• _GIVEN INFORMATION_
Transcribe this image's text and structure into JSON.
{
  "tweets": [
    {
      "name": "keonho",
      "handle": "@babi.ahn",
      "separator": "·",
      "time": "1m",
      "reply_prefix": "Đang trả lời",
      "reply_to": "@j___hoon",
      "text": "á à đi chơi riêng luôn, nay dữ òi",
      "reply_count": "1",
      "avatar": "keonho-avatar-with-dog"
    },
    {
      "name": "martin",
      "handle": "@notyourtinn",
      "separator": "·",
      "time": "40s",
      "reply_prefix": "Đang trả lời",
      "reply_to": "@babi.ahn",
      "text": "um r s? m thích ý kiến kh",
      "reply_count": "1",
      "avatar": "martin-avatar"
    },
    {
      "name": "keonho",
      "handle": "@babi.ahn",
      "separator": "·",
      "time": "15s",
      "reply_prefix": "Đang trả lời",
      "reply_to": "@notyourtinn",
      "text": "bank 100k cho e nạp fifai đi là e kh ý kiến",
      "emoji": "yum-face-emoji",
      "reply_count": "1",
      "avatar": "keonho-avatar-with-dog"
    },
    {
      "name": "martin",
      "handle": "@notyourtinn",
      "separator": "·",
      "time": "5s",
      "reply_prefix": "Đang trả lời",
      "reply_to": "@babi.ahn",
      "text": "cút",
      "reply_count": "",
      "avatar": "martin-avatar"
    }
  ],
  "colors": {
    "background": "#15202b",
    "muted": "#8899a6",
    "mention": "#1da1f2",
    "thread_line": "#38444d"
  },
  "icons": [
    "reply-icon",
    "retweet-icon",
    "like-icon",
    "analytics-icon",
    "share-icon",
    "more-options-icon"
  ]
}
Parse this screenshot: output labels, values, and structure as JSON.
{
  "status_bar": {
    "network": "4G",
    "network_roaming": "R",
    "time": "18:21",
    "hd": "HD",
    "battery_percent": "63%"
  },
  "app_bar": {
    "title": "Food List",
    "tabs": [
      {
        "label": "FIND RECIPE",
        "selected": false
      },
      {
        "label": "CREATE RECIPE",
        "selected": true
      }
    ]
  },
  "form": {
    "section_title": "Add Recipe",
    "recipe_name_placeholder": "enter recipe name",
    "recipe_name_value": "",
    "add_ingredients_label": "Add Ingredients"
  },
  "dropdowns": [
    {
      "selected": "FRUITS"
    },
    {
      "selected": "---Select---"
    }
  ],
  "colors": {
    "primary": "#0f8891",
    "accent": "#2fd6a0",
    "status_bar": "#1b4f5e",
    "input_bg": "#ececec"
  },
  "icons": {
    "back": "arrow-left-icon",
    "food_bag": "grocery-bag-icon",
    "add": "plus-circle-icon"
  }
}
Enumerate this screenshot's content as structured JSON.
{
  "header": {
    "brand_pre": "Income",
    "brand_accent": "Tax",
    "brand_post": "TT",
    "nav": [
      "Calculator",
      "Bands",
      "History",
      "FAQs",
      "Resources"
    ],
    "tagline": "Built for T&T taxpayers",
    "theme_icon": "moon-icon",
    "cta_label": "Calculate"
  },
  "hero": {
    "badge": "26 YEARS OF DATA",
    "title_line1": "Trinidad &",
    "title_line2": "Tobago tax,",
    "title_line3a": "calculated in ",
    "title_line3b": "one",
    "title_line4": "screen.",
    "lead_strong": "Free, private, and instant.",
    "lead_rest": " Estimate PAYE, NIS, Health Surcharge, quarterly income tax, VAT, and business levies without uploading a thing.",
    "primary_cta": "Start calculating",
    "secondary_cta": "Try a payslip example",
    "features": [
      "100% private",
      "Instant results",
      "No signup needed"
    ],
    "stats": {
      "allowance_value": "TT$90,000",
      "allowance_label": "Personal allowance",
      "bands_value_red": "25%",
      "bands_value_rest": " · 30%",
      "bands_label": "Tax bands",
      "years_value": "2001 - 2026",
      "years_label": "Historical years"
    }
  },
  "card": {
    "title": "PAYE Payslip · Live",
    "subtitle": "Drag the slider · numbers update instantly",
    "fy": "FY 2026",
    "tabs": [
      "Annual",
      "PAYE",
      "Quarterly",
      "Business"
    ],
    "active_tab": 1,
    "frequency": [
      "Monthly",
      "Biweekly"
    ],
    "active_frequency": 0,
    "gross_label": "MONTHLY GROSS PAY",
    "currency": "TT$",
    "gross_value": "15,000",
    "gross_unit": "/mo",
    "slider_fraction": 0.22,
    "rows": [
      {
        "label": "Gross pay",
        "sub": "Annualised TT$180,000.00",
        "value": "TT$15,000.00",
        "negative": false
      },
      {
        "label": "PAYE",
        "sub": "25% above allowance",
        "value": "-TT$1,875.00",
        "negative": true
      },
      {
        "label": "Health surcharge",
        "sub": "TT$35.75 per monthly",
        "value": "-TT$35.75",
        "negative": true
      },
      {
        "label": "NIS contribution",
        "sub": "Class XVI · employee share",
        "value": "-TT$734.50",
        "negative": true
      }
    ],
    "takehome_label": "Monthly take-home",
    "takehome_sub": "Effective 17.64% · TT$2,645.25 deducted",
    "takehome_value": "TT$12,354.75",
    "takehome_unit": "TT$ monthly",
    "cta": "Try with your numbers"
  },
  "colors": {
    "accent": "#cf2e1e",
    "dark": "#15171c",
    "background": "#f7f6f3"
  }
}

• _INSTRUCTIONS FOR THE TASK_
Give back all the data exactly as written.

• _REPLY_
Transcribe this image's text and structure into JSON.
{
  "tweets": [
    {
      "name": "keonho",
      "handle": "@babi.ahn",
      "separator": "·",
      "time": "1m",
      "reply_prefix": "Đang trả lời",
      "reply_to": "@j___hoon",
      "text": "á à đi chơi riêng luôn, nay dữ òi",
      "reply_count": "1",
      "avatar": "keonho-avatar-with-dog"
    },
    {
      "name": "martin",
      "handle": "@notyourtinn",
      "separator": "·",
      "time": "40s",
      "reply_prefix": "Đang trả lời",
      "reply_to": "@babi.ahn",
      "text": "um r s? m thích ý kiến kh",
      "reply_count": "1",
      "avatar": "martin-avatar"
    },
    {
      "name": "keonho",
      "handle": "@babi.ahn",
      "separator": "·",
      "time": "15s",
      "reply_prefix": "Đang trả lời",
      "reply_to": "@notyourtinn",
      "text": "bank 100k cho e nạp fifai đi là e kh ý kiến",
      "emoji": "yum-face-emoji",
      "reply_count": "1",
      "avatar": "keonho-avatar-with-dog"
    },
    {
      "name": "martin",
      "handle": "@notyourtinn",
      "separator": "·",
      "time": "5s",
      "reply_prefix": "Đang trả lời",
      "reply_to": "@babi.ahn",
      "text": "cút",
      "reply_count": "",
      "avatar": "martin-avatar"
    }
  ],
  "colors": {
    "background": "#15202b",
    "muted": "#8899a6",
    "mention": "#1da1f2",
    "thread_line": "#38444d"
  },
  "icons": [
    "reply-icon",
    "retweet-icon",
    "like-icon",
    "analytics-icon",
    "share-icon",
    "more-options-icon"
  ]
}
Parse this screenshot: output labels, values, and structure as JSON.
{
  "status_bar": {
    "network": "4G",
    "network_roaming": "R",
    "time": "18:21",
    "hd": "HD",
    "battery_percent": "63%"
  },
  "app_bar": {
    "title": "Food List",
    "tabs": [
      {
        "label": "FIND RECIPE",
        "selected": false
      },
      {
        "label": "CREATE RECIPE",
        "selected": true
      }
    ]
  },
  "form": {
    "section_title": "Add Recipe",
    "recipe_name_placeholder": "enter recipe name",
    "recipe_name_value": "",
    "add_ingredients_label": "Add Ingredients"
  },
  "dropdowns": [
    {
      "selected": "FRUITS"
    },
    {
      "selected": "---Select---"
    }
  ],
  "colors": {
    "primary": "#0f8891",
    "accent": "#2fd6a0",
    "status_bar": "#1b4f5e",
    "input_bg": "#ececec"
  },
  "icons": {
    "back": "arrow-left-icon",
    "food_bag": "grocery-bag-icon",
    "add": "plus-circle-icon"
  }
}
Enumerate this screenshot's content as structured JSON.
{
  "header": {
    "brand_pre": "Income",
    "brand_accent": "Tax",
    "brand_post": "TT",
    "nav": [
      "Calculator",
      "Bands",
      "History",
      "FAQs",
      "Resources"
    ],
    "tagline": "Built for T&T taxpayers",
    "theme_icon": "moon-icon",
    "cta_label": "Calculate"
  },
  "hero": {
    "badge": "26 YEARS OF DATA",
    "title_line1": "Trinidad &",
    "title_line2": "Tobago tax,",
    "title_line3a": "calculated in ",
    "title_line3b": "one",
    "title_line4": "screen.",
    "lead_strong": "Free, private, and instant.",
    "lead_rest": " Estimate PAYE, NIS, Health Surcharge, quarterly income tax, VAT, and business levies without uploading a thing.",
    "primary_cta": "Start calculating",
    "secondary_cta": "Try a payslip example",
    "features": [
      "100% private",
      "Instant results",
      "No signup needed"
    ],
    "stats": {
      "allowance_value": "TT$90,000",
      "allowance_label": "Personal allowance",
      "bands_value_red": "25%",
      "bands_value_rest": " · 30%",
      "bands_label": "Tax bands",
      "years_value": "2001 - 2026",
      "years_label": "Historical years"
    }
  },
  "card": {
    "title": "PAYE Payslip · Live",
    "subtitle": "Drag the slider · numbers update instantly",
    "fy": "FY 2026",
    "tabs": [
      "Annual",
      "PAYE",
      "Quarterly",
      "Business"
    ],
    "active_tab": 1,
    "frequency": [
      "Monthly",
      "Biweekly"
    ],
    "active_frequency": 0,
    "gross_label": "MONTHLY GROSS PAY",
    "currency": "TT$",
    "gross_value": "15,000",
    "gross_unit": "/mo",
    "slider_fraction": 0.22,
    "rows": [
      {
        "label": "Gross pay",
        "sub": "Annualised TT$180,000.00",
        "value": "TT$15,000.00",
        "negative": false
      },
      {
        "label": "PAYE",
        "sub": "25% above allowance",
        "value": "-TT$1,875.00",
        "negative": true
      },
      {
        "label": "Health surcharge",
        "sub": "TT$35.75 per monthly",
        "value": "-TT$35.75",
        "negative": true
      },
      {
        "label": "NIS contribution",
        "sub": "Class XVI · employee share",
        "value": "-TT$734.50",
        "negative": true
      }
    ],
    "takehome_label": "Monthly take-home",
    "takehome_sub": "Effective 17.64% · TT$2,645.25 deducted",
    "takehome_value": "TT$12,354.75",
    "takehome_unit": "TT$ monthly",
    "cta": "Try with your numbers"
  },
  "colors": {
    "accent": "#cf2e1e",
    "dark": "#15171c",
    "background": "#f7f6f3"
  }
}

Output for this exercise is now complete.